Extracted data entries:
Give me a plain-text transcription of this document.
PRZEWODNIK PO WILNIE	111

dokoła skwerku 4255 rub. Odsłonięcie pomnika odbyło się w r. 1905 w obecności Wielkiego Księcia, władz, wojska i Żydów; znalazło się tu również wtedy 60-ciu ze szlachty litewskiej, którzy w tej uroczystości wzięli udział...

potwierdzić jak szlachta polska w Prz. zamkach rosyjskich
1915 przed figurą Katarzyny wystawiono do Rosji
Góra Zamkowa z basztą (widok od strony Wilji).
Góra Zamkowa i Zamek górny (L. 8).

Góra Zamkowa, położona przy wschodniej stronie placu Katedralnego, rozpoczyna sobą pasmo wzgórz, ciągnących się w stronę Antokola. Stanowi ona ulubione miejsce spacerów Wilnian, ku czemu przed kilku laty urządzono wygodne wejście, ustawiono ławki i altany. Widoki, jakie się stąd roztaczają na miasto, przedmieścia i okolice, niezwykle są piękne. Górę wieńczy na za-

...

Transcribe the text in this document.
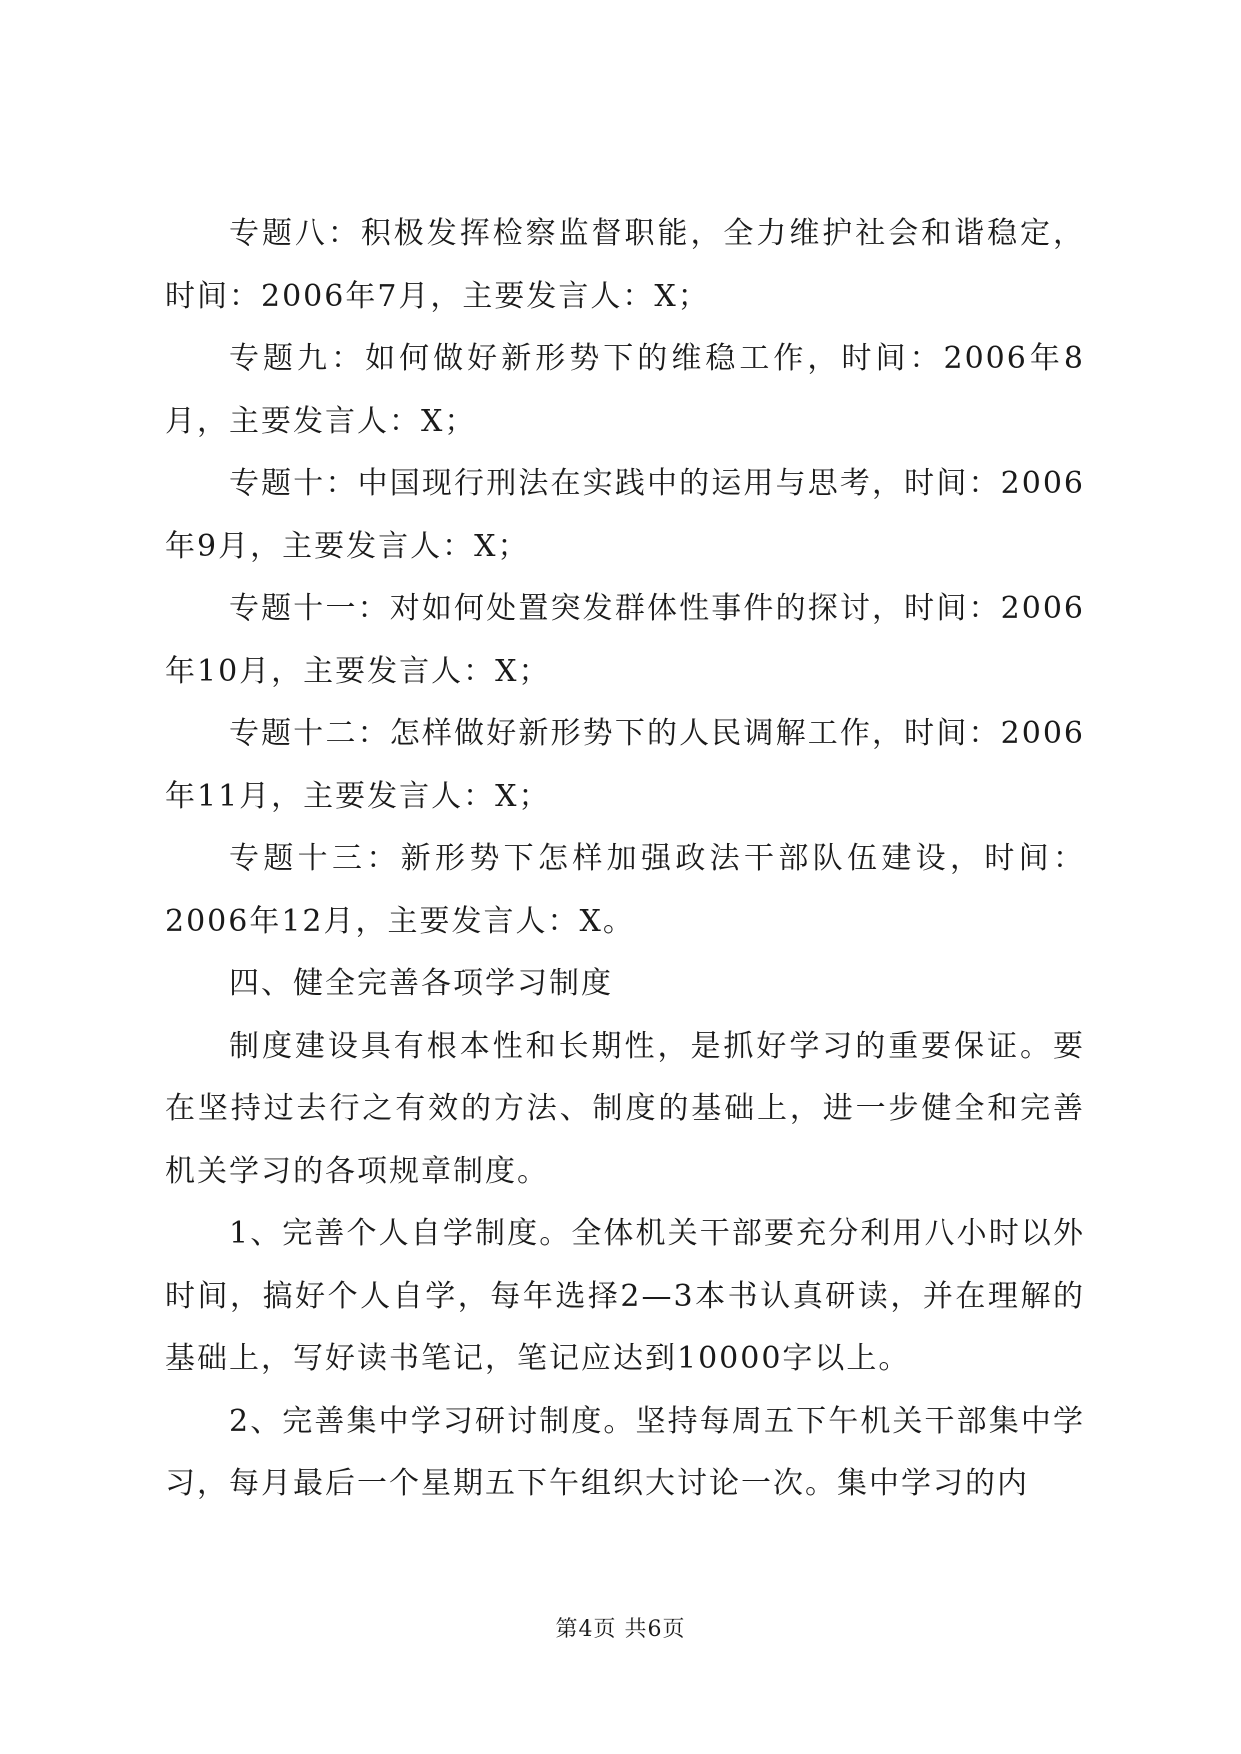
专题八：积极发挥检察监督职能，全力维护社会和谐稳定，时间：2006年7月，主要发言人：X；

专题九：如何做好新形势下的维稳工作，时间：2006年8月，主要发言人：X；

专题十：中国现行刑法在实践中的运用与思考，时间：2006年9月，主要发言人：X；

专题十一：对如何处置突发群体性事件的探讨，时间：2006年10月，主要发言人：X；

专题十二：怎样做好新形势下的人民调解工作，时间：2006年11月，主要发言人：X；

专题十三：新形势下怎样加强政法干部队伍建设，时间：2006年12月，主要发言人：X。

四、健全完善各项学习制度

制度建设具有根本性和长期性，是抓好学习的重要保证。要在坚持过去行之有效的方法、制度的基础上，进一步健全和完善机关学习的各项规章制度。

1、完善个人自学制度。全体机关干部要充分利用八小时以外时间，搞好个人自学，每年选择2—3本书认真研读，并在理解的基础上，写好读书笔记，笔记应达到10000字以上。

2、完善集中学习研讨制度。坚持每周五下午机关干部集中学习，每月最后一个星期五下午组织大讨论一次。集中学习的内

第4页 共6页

--

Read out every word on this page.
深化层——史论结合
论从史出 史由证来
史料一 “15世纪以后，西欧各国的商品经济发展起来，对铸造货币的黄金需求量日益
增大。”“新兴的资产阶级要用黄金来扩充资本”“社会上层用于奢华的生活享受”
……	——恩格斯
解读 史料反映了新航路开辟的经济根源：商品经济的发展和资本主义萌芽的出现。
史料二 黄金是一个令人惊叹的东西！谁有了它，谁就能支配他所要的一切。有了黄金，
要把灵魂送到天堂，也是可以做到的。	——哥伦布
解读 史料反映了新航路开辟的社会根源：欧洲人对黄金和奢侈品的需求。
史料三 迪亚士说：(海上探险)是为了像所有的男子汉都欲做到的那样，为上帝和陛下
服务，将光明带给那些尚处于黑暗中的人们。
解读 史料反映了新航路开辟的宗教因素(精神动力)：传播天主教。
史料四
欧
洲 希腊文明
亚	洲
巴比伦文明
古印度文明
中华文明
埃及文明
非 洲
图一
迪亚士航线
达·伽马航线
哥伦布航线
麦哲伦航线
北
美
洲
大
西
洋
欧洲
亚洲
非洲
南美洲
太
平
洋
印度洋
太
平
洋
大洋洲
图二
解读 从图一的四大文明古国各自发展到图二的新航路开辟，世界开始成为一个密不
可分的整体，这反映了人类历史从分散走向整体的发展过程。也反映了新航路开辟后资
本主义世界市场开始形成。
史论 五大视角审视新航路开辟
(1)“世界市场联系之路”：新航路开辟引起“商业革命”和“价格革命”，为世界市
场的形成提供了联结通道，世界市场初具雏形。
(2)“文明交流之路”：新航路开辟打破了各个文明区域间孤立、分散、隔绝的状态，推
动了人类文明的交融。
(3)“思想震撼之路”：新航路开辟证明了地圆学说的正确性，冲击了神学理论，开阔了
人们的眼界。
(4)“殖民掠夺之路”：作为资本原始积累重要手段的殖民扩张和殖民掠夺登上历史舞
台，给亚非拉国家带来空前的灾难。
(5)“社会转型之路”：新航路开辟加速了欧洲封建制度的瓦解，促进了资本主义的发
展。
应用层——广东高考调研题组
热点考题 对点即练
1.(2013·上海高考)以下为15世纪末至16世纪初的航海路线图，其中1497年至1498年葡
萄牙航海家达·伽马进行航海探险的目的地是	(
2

Task statement:
Copy every line of the listing that includes the string "this".

Complete output:
Give me a plain-text transcription of this document.
Transcribe the text in this document.
Read out every word on this page.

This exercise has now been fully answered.